_What the task requires_
Return, unchanged, the lines in the items below from the line containing "431, 681, 460]" through the line containing "signer-1-org: City of", including both of those lines.
----
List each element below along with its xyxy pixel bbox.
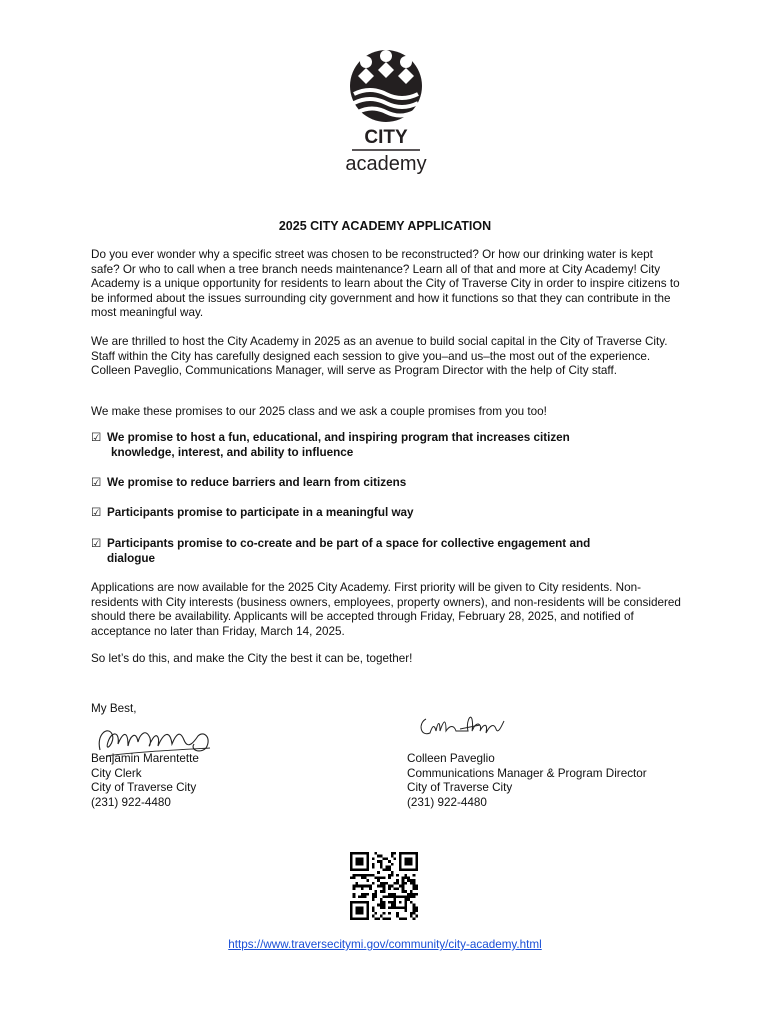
promise-item-1	[91, 431, 681, 460]
checkbox-icon: ☑	[91, 431, 102, 444]
qr-code	[350, 852, 418, 920]
paragraph-4: Applications are now available for the 2025 City Academy. First priority will be given to City residents. Non-residents with City interests (business owners, employees, property owners), and non-residents will be considered should there be availability. Applicants will be accepted through Friday, February 28, 2025, and notified of acceptance no later than Friday, March 14, 2025.	[91, 581, 681, 638]
signer-1-block	[91, 752, 199, 810]
logo-text-academy: academy	[345, 153, 427, 175]
promise-1-line2: knowledge, interest, and ability to influence	[111, 445, 354, 459]
document-title: 2025 CITY ACADEMY APPLICATION	[278, 219, 492, 233]
signer-2-phone: (231) 922-4480	[407, 795, 487, 809]
promise-4-line2: dialogue	[107, 551, 156, 565]
city-academy-logo	[336, 46, 436, 182]
checkbox-icon: ☑	[91, 506, 102, 519]
closing: My Best,	[91, 702, 137, 715]
signer-1-phone: (231) 922-4480	[91, 795, 171, 809]
signer-2-name: Colleen Paveglio	[407, 752, 495, 765]
checkbox-icon: ☑	[91, 476, 102, 489]
signer-1-name: Benjamin Marentette	[91, 752, 199, 765]
signer-1-title: City Clerk	[91, 766, 142, 780]
signature-colleen-paveglio	[416, 709, 508, 743]
promise-item-4	[91, 537, 681, 566]
signer-2-org: City of Traverse City	[407, 781, 513, 795]
signer-2-title: Communications Manager & Program Director	[407, 766, 647, 780]
signer-2-block	[407, 752, 647, 810]
signer-1-org: City of Traverse City	[91, 781, 197, 795]
paragraph-2: We are thrilled to host the City Academy in 2025 as an avenue to build social capital in the City of Traverse City. Staff within the City has carefully designed each session to give you–and us–the most out of the experience. Colleen Paveglio, Communications Manager, will serve as Program Director with the help of City staff.	[91, 335, 668, 378]
promise-4-line1: Participants promise to co-create and be part of a space for collective engagement and	[107, 537, 591, 550]
promise-2-line1: We promise to reduce barriers and learn from citizens	[107, 476, 407, 489]
intro-paragraph: Do you ever wonder why a specific street was chosen to be reconstructed? Or how our drinking water is kept safe? Or who to call when a tree branch needs maintenance? Learn all of that and more at City Academy! City Academy is a unique opportunity for residents to learn about the City of Traverse City in order to inspire citizens to be informed about the issues surrounding city government and how it functions so that they can contribute in the most meaningful way.	[91, 248, 680, 320]
promise-1-line1: We promise to host a fun, educational, and inspiring program that increases citizen	[107, 431, 570, 444]
logo-text-city: CITY	[364, 127, 408, 148]
promise-item-2	[91, 476, 681, 491]
paragraph-3: We make these promises to our 2025 class and we ask a couple promises from you too!	[91, 405, 547, 418]
academy-url-link[interactable]: https://www.traversecitymi.gov/community/city-academy.html	[228, 938, 542, 951]
paragraph-5: So let’s do this, and make the City the best it can be, together!	[91, 652, 413, 665]
promise-3-line1: Participants promise to participate in a meaningful way	[107, 506, 414, 519]
checkbox-icon: ☑	[91, 537, 102, 550]
promise-item-3	[91, 506, 681, 521]
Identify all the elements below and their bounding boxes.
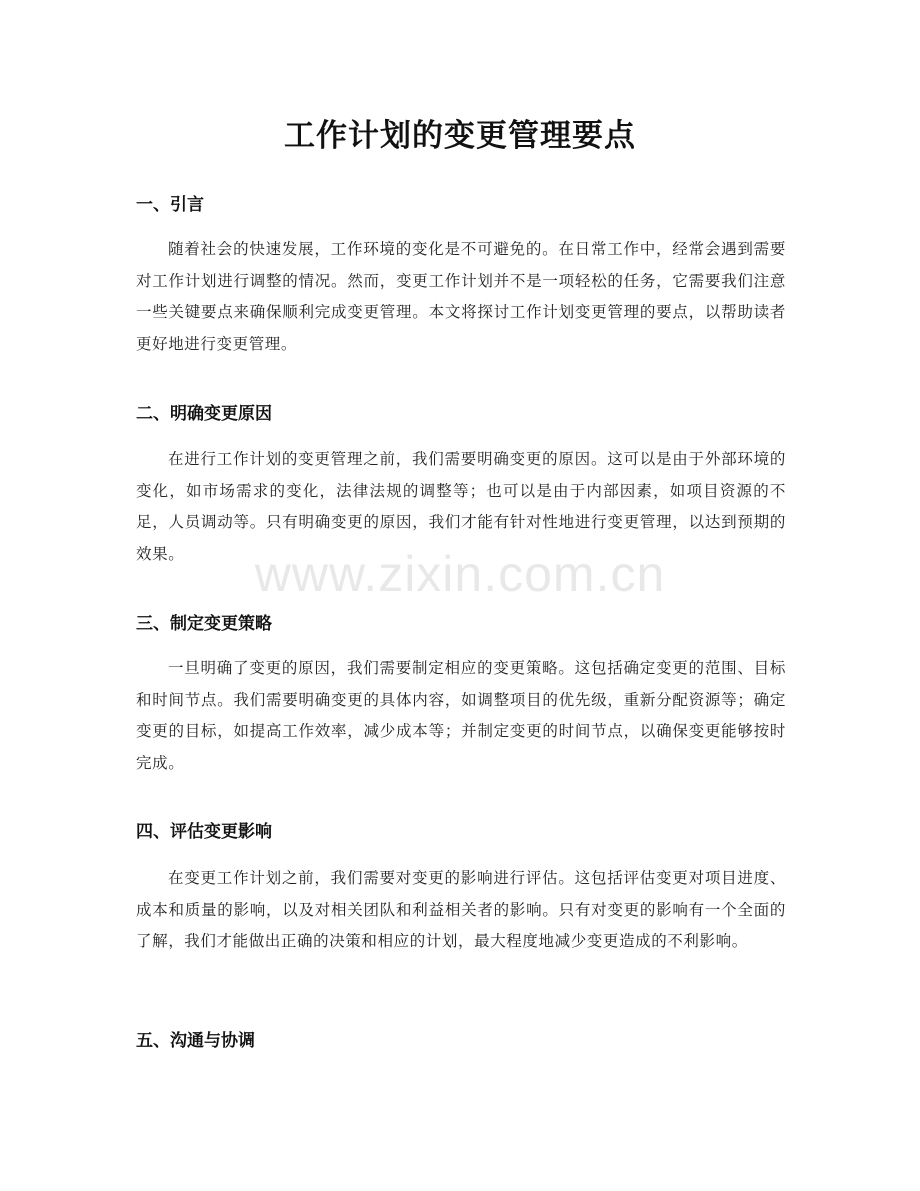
----
_The answer_
promise-item-1	[91, 431, 681, 460]
checkbox-icon: ☑	[91, 431, 102, 444]
qr-code	[350, 852, 418, 920]
paragraph-4: Applications are now available for the 2025 City Academy. First priority will be given to City residents. Non-residents with City interests (business owners, employees, property owners), and non-residents will be considered should there be availability. Applicants will be accepted through Friday, February 28, 2025, and notified of acceptance no later than Friday, March 14, 2025.	[91, 581, 681, 638]
signer-1-block	[91, 752, 199, 810]
logo-text-academy: academy	[345, 153, 427, 175]
promise-1-line2: knowledge, interest, and ability to influence	[111, 445, 354, 459]
document-title: 2025 CITY ACADEMY APPLICATION	[278, 219, 492, 233]
signer-2-phone: (231) 922-4480	[407, 795, 487, 809]
promise-4-line2: dialogue	[107, 551, 156, 565]
city-academy-logo	[336, 46, 436, 182]
checkbox-icon: ☑	[91, 506, 102, 519]
closing: My Best,	[91, 702, 137, 715]
signer-1-phone: (231) 922-4480	[91, 795, 171, 809]
signer-2-name: Colleen Paveglio	[407, 752, 495, 765]
checkbox-icon: ☑	[91, 476, 102, 489]
signer-1-name: Benjamin Marentette	[91, 752, 199, 765]
signer-1-title: City Clerk	[91, 766, 142, 780]
signature-colleen-paveglio	[416, 709, 508, 743]
promise-item-4	[91, 537, 681, 566]
signer-2-org: City of Traverse City	[407, 781, 513, 795]
signer-2-title: Communications Manager & Program Director	[407, 766, 647, 780]
signer-2-block	[407, 752, 647, 810]
signer-1-org: City of Traverse City	[91, 781, 197, 795]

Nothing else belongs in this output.